Data records
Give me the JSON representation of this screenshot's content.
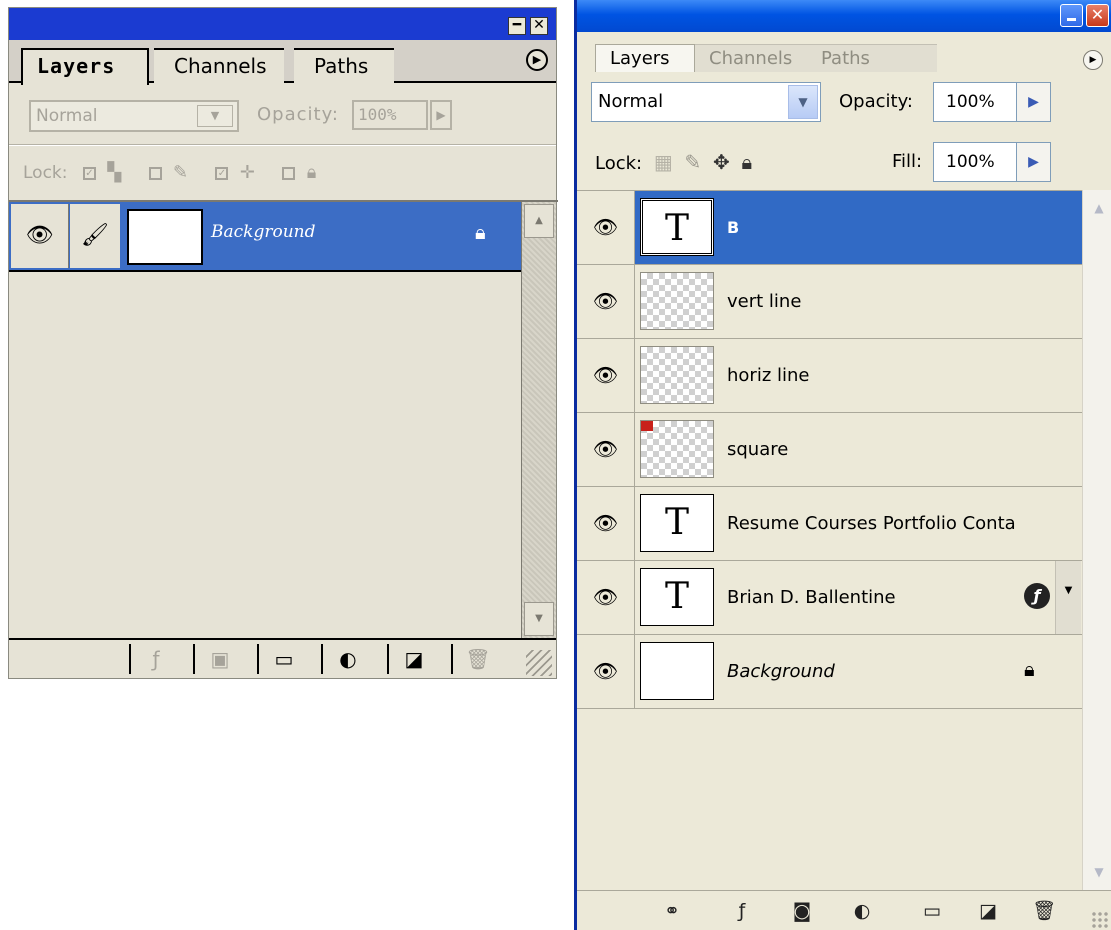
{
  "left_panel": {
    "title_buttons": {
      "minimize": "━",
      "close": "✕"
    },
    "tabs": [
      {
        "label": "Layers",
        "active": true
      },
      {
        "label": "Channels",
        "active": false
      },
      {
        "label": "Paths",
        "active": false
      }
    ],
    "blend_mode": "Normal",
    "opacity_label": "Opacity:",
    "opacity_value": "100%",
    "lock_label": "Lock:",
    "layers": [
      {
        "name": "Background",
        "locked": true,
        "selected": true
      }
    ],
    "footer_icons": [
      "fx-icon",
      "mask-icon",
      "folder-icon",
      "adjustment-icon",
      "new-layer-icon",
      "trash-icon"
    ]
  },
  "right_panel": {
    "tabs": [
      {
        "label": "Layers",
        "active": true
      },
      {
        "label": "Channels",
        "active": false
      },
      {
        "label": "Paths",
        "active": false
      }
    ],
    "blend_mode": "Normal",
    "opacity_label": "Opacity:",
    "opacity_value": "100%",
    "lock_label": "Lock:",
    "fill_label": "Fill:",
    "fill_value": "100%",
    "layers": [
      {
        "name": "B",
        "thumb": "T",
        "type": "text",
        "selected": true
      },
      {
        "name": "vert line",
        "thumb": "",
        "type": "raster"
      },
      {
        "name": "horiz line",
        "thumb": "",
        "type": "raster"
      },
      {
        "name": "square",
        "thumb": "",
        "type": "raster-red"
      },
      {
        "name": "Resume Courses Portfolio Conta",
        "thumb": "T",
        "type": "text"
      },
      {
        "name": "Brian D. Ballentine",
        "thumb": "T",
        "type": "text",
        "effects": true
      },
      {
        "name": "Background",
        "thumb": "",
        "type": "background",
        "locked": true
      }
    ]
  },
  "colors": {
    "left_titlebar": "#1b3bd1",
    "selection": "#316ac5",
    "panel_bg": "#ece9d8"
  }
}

## Work to be completed
Quote the material word for word, dropping any images it holds.

## Full solution
Give me the JSON representation of this screenshot's content.
{
  "left_panel": {
    "title_buttons": {
      "minimize": "━",
      "close": "✕"
    },
    "tabs": [
      {
        "label": "Layers",
        "active": true
      },
      {
        "label": "Channels",
        "active": false
      },
      {
        "label": "Paths",
        "active": false
      }
    ],
    "blend_mode": "Normal",
    "opacity_label": "Opacity:",
    "opacity_value": "100%",
    "lock_label": "Lock:",
    "layers": [
      {
        "name": "Background",
        "locked": true,
        "selected": true
      }
    ],
    "footer_icons": [
      "fx-icon",
      "mask-icon",
      "folder-icon",
      "adjustment-icon",
      "new-layer-icon",
      "trash-icon"
    ]
  },
  "right_panel": {
    "tabs": [
      {
        "label": "Layers",
        "active": true
      },
      {
        "label": "Channels",
        "active": false
      },
      {
        "label": "Paths",
        "active": false
      }
    ],
    "blend_mode": "Normal",
    "opacity_label": "Opacity:",
    "opacity_value": "100%",
    "lock_label": "Lock:",
    "fill_label": "Fill:",
    "fill_value": "100%",
    "layers": [
      {
        "name": "B",
        "thumb": "T",
        "type": "text",
        "selected": true
      },
      {
        "name": "vert line",
        "thumb": "",
        "type": "raster"
      },
      {
        "name": "horiz line",
        "thumb": "",
        "type": "raster"
      },
      {
        "name": "square",
        "thumb": "",
        "type": "raster-red"
      },
      {
        "name": "Resume Courses Portfolio Conta",
        "thumb": "T",
        "type": "text"
      },
      {
        "name": "Brian D. Ballentine",
        "thumb": "T",
        "type": "text",
        "effects": true
      },
      {
        "name": "Background",
        "thumb": "",
        "type": "background",
        "locked": true
      }
    ]
  },
  "colors": {
    "left_titlebar": "#1b3bd1",
    "selection": "#316ac5",
    "panel_bg": "#ece9d8"
  }
}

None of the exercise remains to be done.